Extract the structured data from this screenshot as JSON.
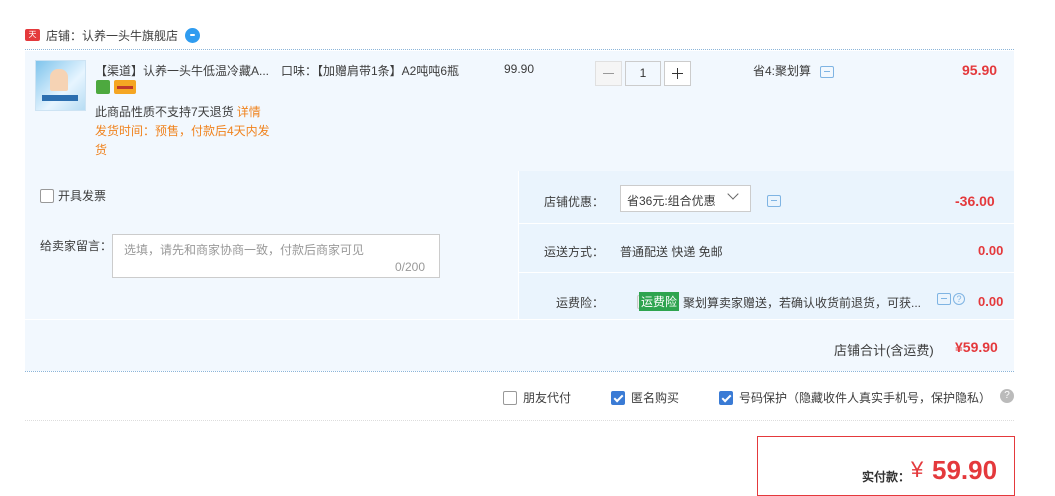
{
  "shop": {
    "badge": "天猫",
    "label": "店铺：认养一头牛旗舰店"
  },
  "item": {
    "title": "【渠道】认养一头牛低温冷藏A...",
    "no_return": "此商品性质不支持7天退货",
    "detail_link": "详情",
    "ship_time": "发货时间：预售，付款后4天内发货",
    "flavor": "口味：【加赠肩带1条】A2吨吨6瓶",
    "unit_price": "99.90",
    "quantity": "1",
    "discount": "省4:聚划算",
    "total": "95.90"
  },
  "invoice": {
    "label": "开具发票"
  },
  "remark": {
    "label": "给卖家留言：",
    "placeholder": "选填，请先和商家协商一致，付款后商家可见",
    "count": "0/200"
  },
  "shop_discount": {
    "label": "店铺优惠：",
    "selected": "省36元:组合优惠",
    "value": "-36.00"
  },
  "shipping": {
    "label": "运送方式：",
    "value": "普通配送 快递 免邮",
    "fee": "0.00"
  },
  "insurance": {
    "label": "运费险：",
    "badge": "运费险",
    "desc": "聚划算卖家赠送，若确认收货前退货，可获...",
    "fee": "0.00"
  },
  "shop_total": {
    "label": "店铺合计(含运费)",
    "value": "¥59.90"
  },
  "options": {
    "friend_pay": {
      "label": "朋友代付",
      "checked": false
    },
    "anonymous": {
      "label": "匿名购买",
      "checked": true
    },
    "privacy": {
      "label": "号码保护（隐藏收件人真实手机号，保护隐私）",
      "checked": true
    }
  },
  "payment": {
    "label": "实付款：",
    "currency": "¥",
    "value": "59.90"
  },
  "colors": {
    "accent_red": "#e4393c",
    "link_orange": "#f0831e",
    "row_bg": "#f2f8fe",
    "check_blue": "#3a7bd5"
  }
}
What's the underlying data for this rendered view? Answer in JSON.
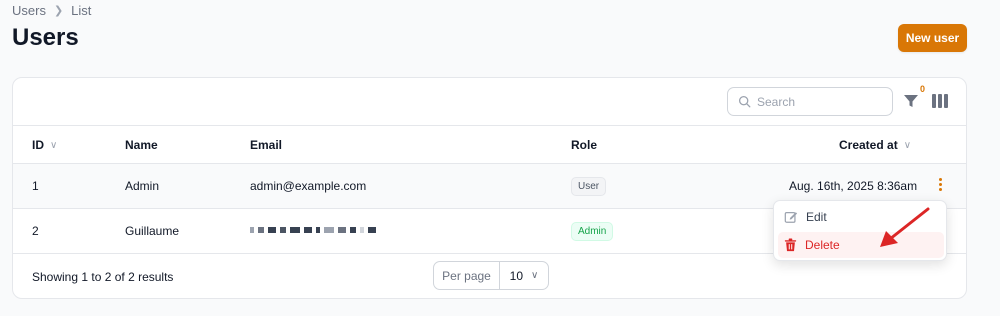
{
  "breadcrumb": {
    "items": [
      "Users",
      "List"
    ]
  },
  "page": {
    "title": "Users"
  },
  "actions": {
    "new_user_label": "New user"
  },
  "toolbar": {
    "search_placeholder": "Search",
    "filter_count": "0"
  },
  "table": {
    "columns": [
      {
        "label": "ID",
        "sortable": true
      },
      {
        "label": "Name",
        "sortable": false
      },
      {
        "label": "Email",
        "sortable": false
      },
      {
        "label": "Role",
        "sortable": false
      },
      {
        "label": "Created at",
        "sortable": true
      }
    ],
    "rows": [
      {
        "id": "1",
        "name": "Admin",
        "email": "admin@example.com",
        "role": "User",
        "created_at": "Aug. 16th, 2025 8:36am"
      },
      {
        "id": "2",
        "name": "Guillaume",
        "email": "",
        "role": "Admin",
        "created_at": ""
      }
    ]
  },
  "row_menu": {
    "edit_label": "Edit",
    "delete_label": "Delete"
  },
  "pagination": {
    "summary": "Showing 1 to 2 of 2 results",
    "per_page_label": "Per page",
    "per_page_value": "10"
  },
  "colors": {
    "accent": "#d97706",
    "danger": "#dc2626",
    "success": "#16a34a",
    "annotation_arrow": "#dc2626"
  }
}
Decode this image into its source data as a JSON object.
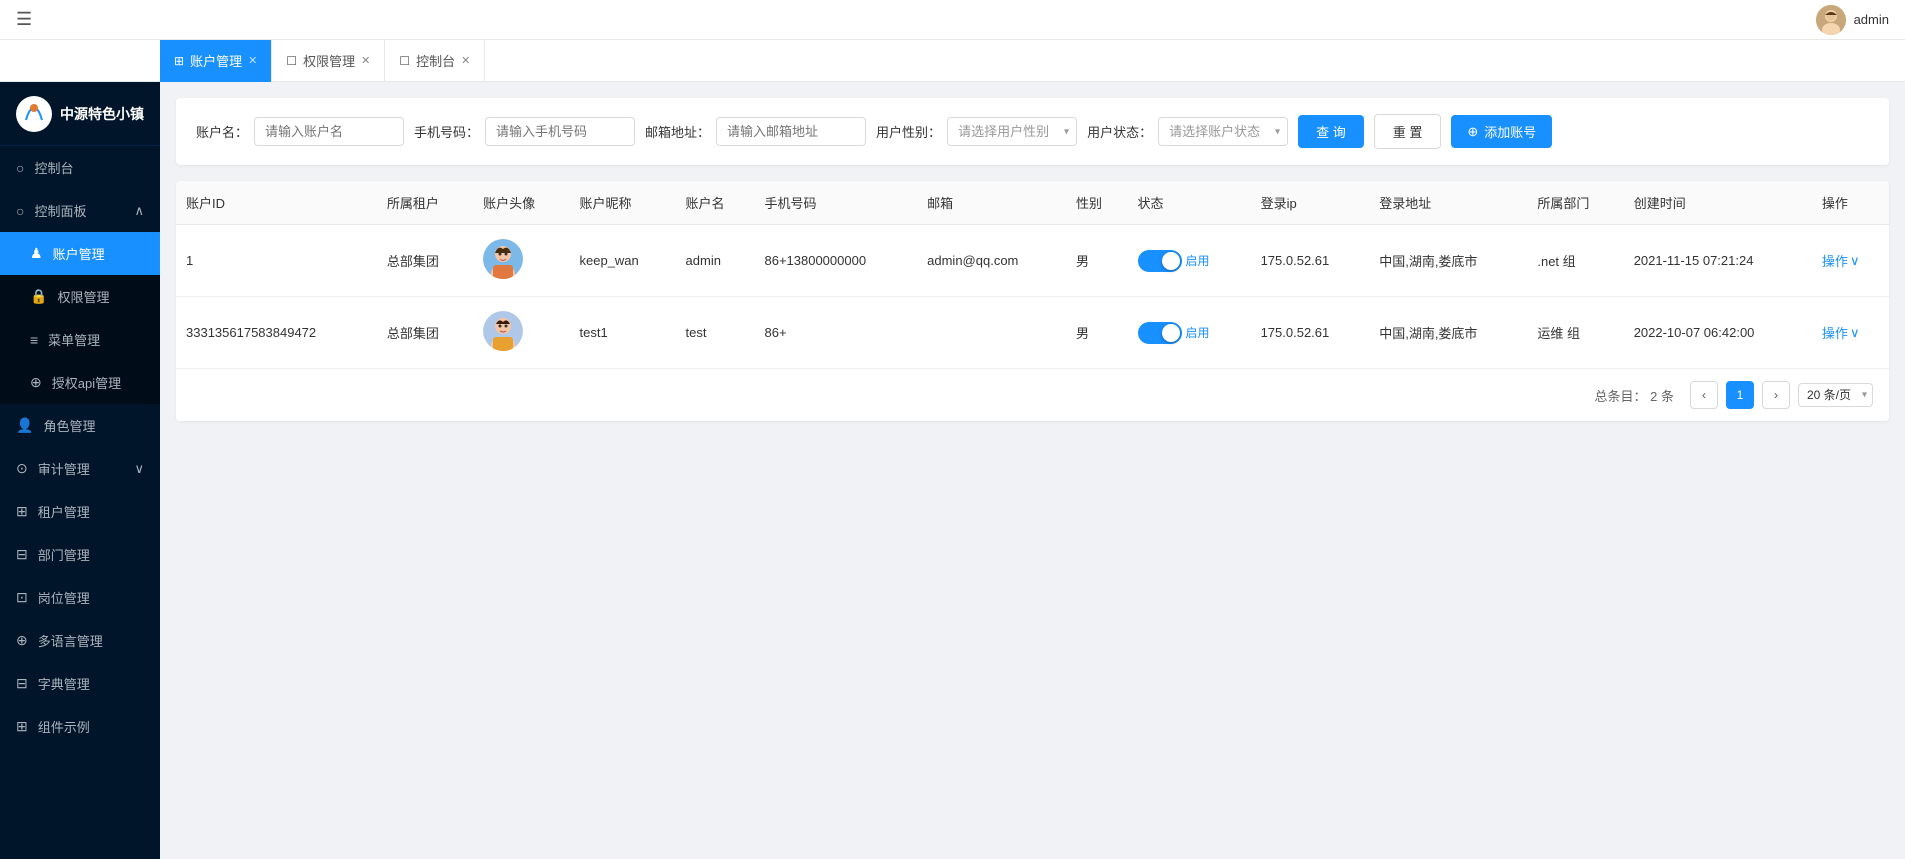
{
  "topbar": {
    "hamburger": "☰",
    "admin_name": "admin"
  },
  "tabs": [
    {
      "id": "account",
      "label": "账户管理",
      "icon": "⊞",
      "active": true,
      "closable": true
    },
    {
      "id": "permission",
      "label": "权限管理",
      "icon": "☐",
      "active": false,
      "closable": true
    },
    {
      "id": "console",
      "label": "控制台",
      "icon": "☐",
      "active": false,
      "closable": true
    }
  ],
  "sidebar": {
    "logo_text": "中源特色小镇",
    "items": [
      {
        "id": "dashboard",
        "label": "控制台",
        "icon": "○",
        "active": false
      },
      {
        "id": "control_panel",
        "label": "控制面板",
        "icon": "○",
        "active": false,
        "expandable": true,
        "expanded": true
      },
      {
        "id": "account_mgmt",
        "label": "账户管理",
        "icon": "♟",
        "active": true,
        "indent": true
      },
      {
        "id": "permission_mgmt",
        "label": "权限管理",
        "icon": "🔒",
        "active": false,
        "indent": true
      },
      {
        "id": "menu_mgmt",
        "label": "菜单管理",
        "icon": "≡",
        "active": false,
        "indent": true
      },
      {
        "id": "api_mgmt",
        "label": "授权api管理",
        "icon": "⊕",
        "active": false,
        "indent": true
      },
      {
        "id": "role_mgmt",
        "label": "角色管理",
        "icon": "👤",
        "active": false
      },
      {
        "id": "audit_mgmt",
        "label": "审计管理",
        "icon": "⊙",
        "active": false,
        "expandable": true
      },
      {
        "id": "tenant_mgmt",
        "label": "租户管理",
        "icon": "⊞",
        "active": false
      },
      {
        "id": "dept_mgmt",
        "label": "部门管理",
        "icon": "⊟",
        "active": false
      },
      {
        "id": "position_mgmt",
        "label": "岗位管理",
        "icon": "⊡",
        "active": false
      },
      {
        "id": "i18n_mgmt",
        "label": "多语言管理",
        "icon": "⊕",
        "active": false
      },
      {
        "id": "dict_mgmt",
        "label": "字典管理",
        "icon": "⊟",
        "active": false
      },
      {
        "id": "component_demo",
        "label": "组件示例",
        "icon": "⊞",
        "active": false
      }
    ]
  },
  "search": {
    "account_name_label": "账户名：",
    "account_name_placeholder": "请输入账户名",
    "phone_label": "手机号码：",
    "phone_placeholder": "请输入手机号码",
    "email_label": "邮箱地址：",
    "email_placeholder": "请输入邮箱地址",
    "gender_label": "用户性别：",
    "gender_placeholder": "请选择用户性别",
    "status_label": "用户状态：",
    "status_placeholder": "请选择账户状态",
    "query_btn": "查 询",
    "reset_btn": "重 置",
    "add_btn": "添加账号"
  },
  "table": {
    "columns": [
      "账户ID",
      "所属租户",
      "账户头像",
      "账户昵称",
      "账户名",
      "手机号码",
      "邮箱",
      "性别",
      "状态",
      "登录ip",
      "登录地址",
      "所属部门",
      "创建时间",
      "操作"
    ],
    "rows": [
      {
        "id": "1",
        "tenant": "总部集团",
        "avatar_type": "male_1",
        "nickname": "keep_wan",
        "username": "admin",
        "phone": "86+13800000000",
        "email": "admin@qq.com",
        "gender": "男",
        "status": "启用",
        "login_ip": "175.0.52.61",
        "login_addr": "中国,湖南,娄底市",
        "dept": ".net 组",
        "created_time": "2021-11-15 07:21:24",
        "op_label": "操作"
      },
      {
        "id": "333135617583849472",
        "tenant": "总部集团",
        "avatar_type": "male_2",
        "nickname": "test1",
        "username": "test",
        "phone": "86+",
        "email": "",
        "gender": "男",
        "status": "启用",
        "login_ip": "175.0.52.61",
        "login_addr": "中国,湖南,娄底市",
        "dept": "运维 组",
        "created_time": "2022-10-07 06:42:00",
        "op_label": "操作"
      }
    ]
  },
  "pagination": {
    "total_label": "总条目：",
    "total_count": "2 条",
    "current_page": "1",
    "per_page_label": "20 条/页"
  }
}
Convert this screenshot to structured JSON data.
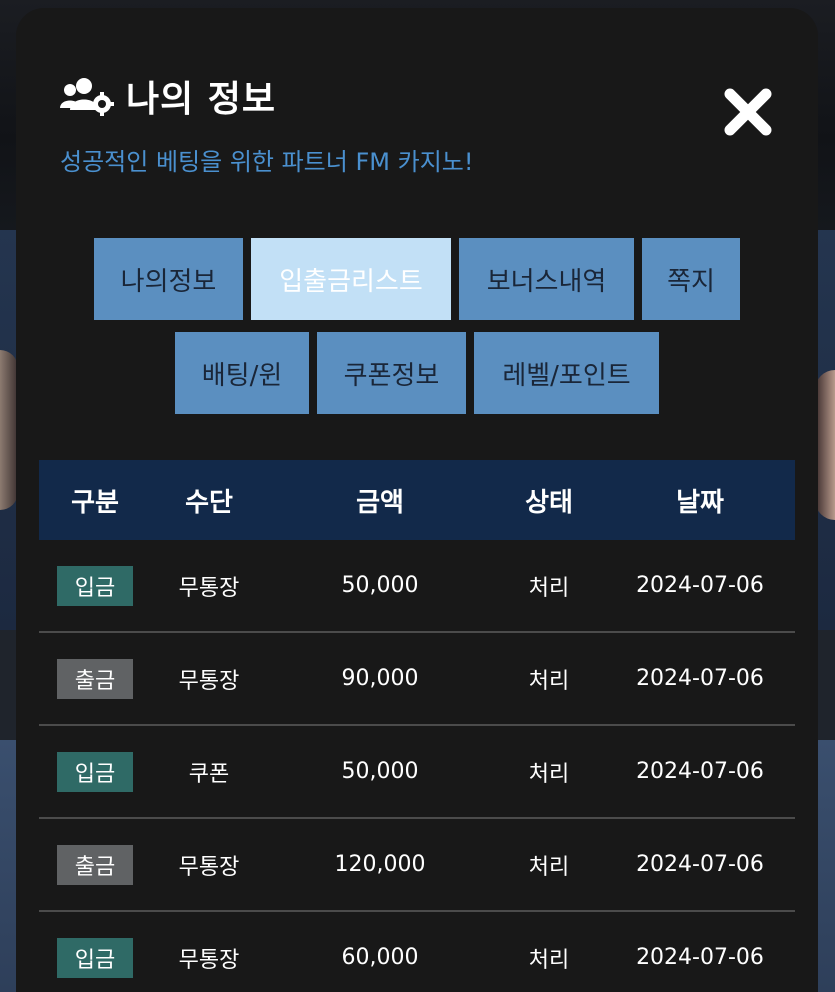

**Written problem:**
Copy each line exactly, and leave the pictures out of your copy.

**Answer in full:**
Extract the structured data from this screenshot as JSON.
{
  "shop": {
    "badge": "天猫",
    "label": "店铺：认养一头牛旗舰店"
  },
  "item": {
    "title": "【渠道】认养一头牛低温冷藏A...",
    "no_return": "此商品性质不支持7天退货",
    "detail_link": "详情",
    "ship_time": "发货时间：预售，付款后4天内发货",
    "flavor": "口味：【加赠肩带1条】A2吨吨6瓶",
    "unit_price": "99.90",
    "quantity": "1",
    "discount": "省4:聚划算",
    "total": "95.90"
  },
  "invoice": {
    "label": "开具发票"
  },
  "remark": {
    "label": "给卖家留言：",
    "placeholder": "选填，请先和商家协商一致，付款后商家可见",
    "count": "0/200"
  },
  "shop_discount": {
    "label": "店铺优惠：",
    "selected": "省36元:组合优惠",
    "value": "-36.00"
  },
  "shipping": {
    "label": "运送方式：",
    "value": "普通配送 快递 免邮",
    "fee": "0.00"
  },
  "insurance": {
    "label": "运费险：",
    "badge": "运费险",
    "desc": "聚划算卖家赠送，若确认收货前退货，可获...",
    "fee": "0.00"
  },
  "shop_total": {
    "label": "店铺合计(含运费)",
    "value": "¥59.90"
  },
  "options": {
    "friend_pay": {
      "label": "朋友代付",
      "checked": false
    },
    "anonymous": {
      "label": "匿名购买",
      "checked": true
    },
    "privacy": {
      "label": "号码保护（隐藏收件人真实手机号，保护隐私）",
      "checked": true
    }
  },
  "payment": {
    "label": "实付款：",
    "currency": "¥",
    "value": "59.90"
  },
  "colors": {
    "accent_red": "#e4393c",
    "link_orange": "#f0831e",
    "row_bg": "#f2f8fe",
    "check_blue": "#3a7bd5"
  }
}
What's the underlying data for this rendered view? Answer in JSON.
{
  "breadcrumb": {
    "items": [
      "Users",
      "List"
    ]
  },
  "page": {
    "title": "Users"
  },
  "actions": {
    "new_user_label": "New user"
  },
  "toolbar": {
    "search_placeholder": "Search",
    "filter_count": "0"
  },
  "table": {
    "columns": [
      {
        "label": "ID",
        "sortable": true
      },
      {
        "label": "Name",
        "sortable": false
      },
      {
        "label": "Email",
        "sortable": false
      },
      {
        "label": "Role",
        "sortable": false
      },
      {
        "label": "Created at",
        "sortable": true
      }
    ],
    "rows": [
      {
        "id": "1",
        "name": "Admin",
        "email": "admin@example.com",
        "role": "User",
        "created_at": "Aug. 16th, 2025 8:36am"
      },
      {
        "id": "2",
        "name": "Guillaume",
        "email": "",
        "role": "Admin",
        "created_at": ""
      }
    ]
  },
  "row_menu": {
    "edit_label": "Edit",
    "delete_label": "Delete"
  },
  "pagination": {
    "summary": "Showing 1 to 2 of 2 results",
    "per_page_label": "Per page",
    "per_page_value": "10"
  },
  "colors": {
    "accent": "#d97706",
    "danger": "#dc2626",
    "success": "#16a34a",
    "annotation_arrow": "#dc2626"
  }
}
Decode this image into its source data as a JSON object.
{
  "topbar": {
    "hamburger": "☰",
    "admin_name": "admin"
  },
  "tabs": [
    {
      "id": "account",
      "label": "账户管理",
      "icon": "⊞",
      "active": true,
      "closable": true
    },
    {
      "id": "permission",
      "label": "权限管理",
      "icon": "☐",
      "active": false,
      "closable": true
    },
    {
      "id": "console",
      "label": "控制台",
      "icon": "☐",
      "active": false,
      "closable": true
    }
  ],
  "sidebar": {
    "logo_text": "中源特色小镇",
    "items": [
      {
        "id": "dashboard",
        "label": "控制台",
        "icon": "○",
        "active": false
      },
      {
        "id": "control_panel",
        "label": "控制面板",
        "icon": "○",
        "active": false,
        "expandable": true,
        "expanded": true
      },
      {
        "id": "account_mgmt",
        "label": "账户管理",
        "icon": "♟",
        "active": true,
        "indent": true
      },
      {
        "id": "permission_mgmt",
        "label": "权限管理",
        "icon": "🔒",
        "active": false,
        "indent": true
      },
      {
        "id": "menu_mgmt",
        "label": "菜单管理",
        "icon": "≡",
        "active": false,
        "indent": true
      },
      {
        "id": "api_mgmt",
        "label": "授权api管理",
        "icon": "⊕",
        "active": false,
        "indent": true
      },
      {
        "id": "role_mgmt",
        "label": "角色管理",
        "icon": "👤",
        "active": false
      },
      {
        "id": "audit_mgmt",
        "label": "审计管理",
        "icon": "⊙",
        "active": false,
        "expandable": true
      },
      {
        "id": "tenant_mgmt",
        "label": "租户管理",
        "icon": "⊞",
        "active": false
      },
      {
        "id": "dept_mgmt",
        "label": "部门管理",
        "icon": "⊟",
        "active": false
      },
      {
        "id": "position_mgmt",
        "label": "岗位管理",
        "icon": "⊡",
        "active": false
      },
      {
        "id": "i18n_mgmt",
        "label": "多语言管理",
        "icon": "⊕",
        "active": false
      },
      {
        "id": "dict_mgmt",
        "label": "字典管理",
        "icon": "⊟",
        "active": false
      },
      {
        "id": "component_demo",
        "label": "组件示例",
        "icon": "⊞",
        "active": false
      }
    ]
  },
  "search": {
    "account_name_label": "账户名：",
    "account_name_placeholder": "请输入账户名",
    "phone_label": "手机号码：",
    "phone_placeholder": "请输入手机号码",
    "email_label": "邮箱地址：",
    "email_placeholder": "请输入邮箱地址",
    "gender_label": "用户性别：",
    "gender_placeholder": "请选择用户性别",
    "status_label": "用户状态：",
    "status_placeholder": "请选择账户状态",
    "query_btn": "查 询",
    "reset_btn": "重 置",
    "add_btn": "添加账号"
  },
  "table": {
    "columns": [
      "账户ID",
      "所属租户",
      "账户头像",
      "账户昵称",
      "账户名",
      "手机号码",
      "邮箱",
      "性别",
      "状态",
      "登录ip",
      "登录地址",
      "所属部门",
      "创建时间",
      "操作"
    ],
    "rows": [
      {
        "id": "1",
        "tenant": "总部集团",
        "avatar_type": "male_1",
        "nickname": "keep_wan",
        "username": "admin",
        "phone": "86+13800000000",
        "email": "admin@qq.com",
        "gender": "男",
        "status": "启用",
        "login_ip": "175.0.52.61",
        "login_addr": "中国,湖南,娄底市",
        "dept": ".net 组",
        "created_time": "2021-11-15 07:21:24",
        "op_label": "操作"
      },
      {
        "id": "333135617583849472",
        "tenant": "总部集团",
        "avatar_type": "male_2",
        "nickname": "test1",
        "username": "test",
        "phone": "86+",
        "email": "",
        "gender": "男",
        "status": "启用",
        "login_ip": "175.0.52.61",
        "login_addr": "中国,湖南,娄底市",
        "dept": "运维 组",
        "created_time": "2022-10-07 06:42:00",
        "op_label": "操作"
      }
    ]
  },
  "pagination": {
    "total_label": "总条目：",
    "total_count": "2 条",
    "current_page": "1",
    "per_page_label": "20 条/页"
  }
}
Convert this screenshot to structured JSON data.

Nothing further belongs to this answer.